◆ **Rows**
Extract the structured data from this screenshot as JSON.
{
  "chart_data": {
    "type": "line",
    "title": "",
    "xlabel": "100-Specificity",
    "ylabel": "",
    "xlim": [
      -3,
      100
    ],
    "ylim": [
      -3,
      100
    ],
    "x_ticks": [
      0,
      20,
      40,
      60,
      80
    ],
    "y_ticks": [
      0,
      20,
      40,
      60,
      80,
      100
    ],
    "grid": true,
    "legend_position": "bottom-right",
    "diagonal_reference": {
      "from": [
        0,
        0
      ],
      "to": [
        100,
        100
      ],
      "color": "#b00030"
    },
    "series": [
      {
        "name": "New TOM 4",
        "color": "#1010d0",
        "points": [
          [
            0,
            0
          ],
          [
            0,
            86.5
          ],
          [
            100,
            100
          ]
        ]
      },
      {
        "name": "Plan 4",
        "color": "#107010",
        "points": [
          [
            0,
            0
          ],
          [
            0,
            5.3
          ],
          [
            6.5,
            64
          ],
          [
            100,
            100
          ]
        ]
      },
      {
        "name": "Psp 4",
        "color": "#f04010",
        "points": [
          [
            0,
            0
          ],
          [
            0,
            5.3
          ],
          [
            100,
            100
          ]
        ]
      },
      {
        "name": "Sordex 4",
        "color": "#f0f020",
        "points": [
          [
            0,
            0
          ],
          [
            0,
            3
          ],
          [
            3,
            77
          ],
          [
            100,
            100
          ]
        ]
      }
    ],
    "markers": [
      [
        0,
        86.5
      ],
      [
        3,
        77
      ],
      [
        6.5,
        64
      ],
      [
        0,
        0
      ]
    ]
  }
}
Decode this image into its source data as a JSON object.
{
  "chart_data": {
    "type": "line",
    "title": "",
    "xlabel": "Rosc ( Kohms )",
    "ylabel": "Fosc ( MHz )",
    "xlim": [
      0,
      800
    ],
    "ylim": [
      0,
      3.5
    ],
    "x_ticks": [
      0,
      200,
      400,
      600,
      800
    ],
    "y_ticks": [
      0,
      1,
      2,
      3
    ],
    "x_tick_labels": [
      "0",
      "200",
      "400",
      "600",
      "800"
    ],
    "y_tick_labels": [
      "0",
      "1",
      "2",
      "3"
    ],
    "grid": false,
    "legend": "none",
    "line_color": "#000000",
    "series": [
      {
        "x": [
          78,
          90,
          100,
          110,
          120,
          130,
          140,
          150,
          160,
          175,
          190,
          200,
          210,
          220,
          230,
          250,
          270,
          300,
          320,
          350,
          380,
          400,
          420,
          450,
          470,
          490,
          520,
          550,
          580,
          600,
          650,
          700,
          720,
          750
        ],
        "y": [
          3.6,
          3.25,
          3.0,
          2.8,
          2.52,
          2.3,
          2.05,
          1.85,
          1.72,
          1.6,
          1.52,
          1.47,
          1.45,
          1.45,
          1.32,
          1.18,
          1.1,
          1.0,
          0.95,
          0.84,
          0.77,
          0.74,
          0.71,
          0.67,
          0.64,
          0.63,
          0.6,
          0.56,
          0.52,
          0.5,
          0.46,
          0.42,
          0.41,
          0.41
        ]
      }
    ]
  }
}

◆ **Written instruction**
Copy all of the data. Keep every word exactly as it is.

◆ **Answer to this exercise**
Extract the structured data from this screenshot as JSON.
{
  "chart_data": {
    "type": "line",
    "title": "",
    "xlabel": "100-Specificity",
    "ylabel": "",
    "xlim": [
      -3,
      100
    ],
    "ylim": [
      -3,
      100
    ],
    "x_ticks": [
      0,
      20,
      40,
      60,
      80
    ],
    "y_ticks": [
      0,
      20,
      40,
      60,
      80,
      100
    ],
    "grid": true,
    "legend_position": "bottom-right",
    "diagonal_reference": {
      "from": [
        0,
        0
      ],
      "to": [
        100,
        100
      ],
      "color": "#b00030"
    },
    "series": [
      {
        "name": "New TOM 4",
        "color": "#1010d0",
        "points": [
          [
            0,
            0
          ],
          [
            0,
            86.5
          ],
          [
            100,
            100
          ]
        ]
      },
      {
        "name": "Plan 4",
        "color": "#107010",
        "points": [
          [
            0,
            0
          ],
          [
            0,
            5.3
          ],
          [
            6.5,
            64
          ],
          [
            100,
            100
          ]
        ]
      },
      {
        "name": "Psp 4",
        "color": "#f04010",
        "points": [
          [
            0,
            0
          ],
          [
            0,
            5.3
          ],
          [
            100,
            100
          ]
        ]
      },
      {
        "name": "Sordex 4",
        "color": "#f0f020",
        "points": [
          [
            0,
            0
          ],
          [
            0,
            3
          ],
          [
            3,
            77
          ],
          [
            100,
            100
          ]
        ]
      }
    ],
    "markers": [
      [
        0,
        86.5
      ],
      [
        3,
        77
      ],
      [
        6.5,
        64
      ],
      [
        0,
        0
      ]
    ]
  }
}
Decode this image into its source data as a JSON object.
{
  "chart_data": {
    "type": "line",
    "title": "",
    "xlabel": "Rosc ( Kohms )",
    "ylabel": "Fosc ( MHz )",
    "xlim": [
      0,
      800
    ],
    "ylim": [
      0,
      3.5
    ],
    "x_ticks": [
      0,
      200,
      400,
      600,
      800
    ],
    "y_ticks": [
      0,
      1,
      2,
      3
    ],
    "x_tick_labels": [
      "0",
      "200",
      "400",
      "600",
      "800"
    ],
    "y_tick_labels": [
      "0",
      "1",
      "2",
      "3"
    ],
    "grid": false,
    "legend": "none",
    "line_color": "#000000",
    "series": [
      {
        "x": [
          78,
          90,
          100,
          110,
          120,
          130,
          140,
          150,
          160,
          175,
          190,
          200,
          210,
          220,
          230,
          250,
          270,
          300,
          320,
          350,
          380,
          400,
          420,
          450,
          470,
          490,
          520,
          550,
          580,
          600,
          650,
          700,
          720,
          750
        ],
        "y": [
          3.6,
          3.25,
          3.0,
          2.8,
          2.52,
          2.3,
          2.05,
          1.85,
          1.72,
          1.6,
          1.52,
          1.47,
          1.45,
          1.45,
          1.32,
          1.18,
          1.1,
          1.0,
          0.95,
          0.84,
          0.77,
          0.74,
          0.71,
          0.67,
          0.64,
          0.63,
          0.6,
          0.56,
          0.52,
          0.5,
          0.46,
          0.42,
          0.41,
          0.41
        ]
      }
    ]
  }
}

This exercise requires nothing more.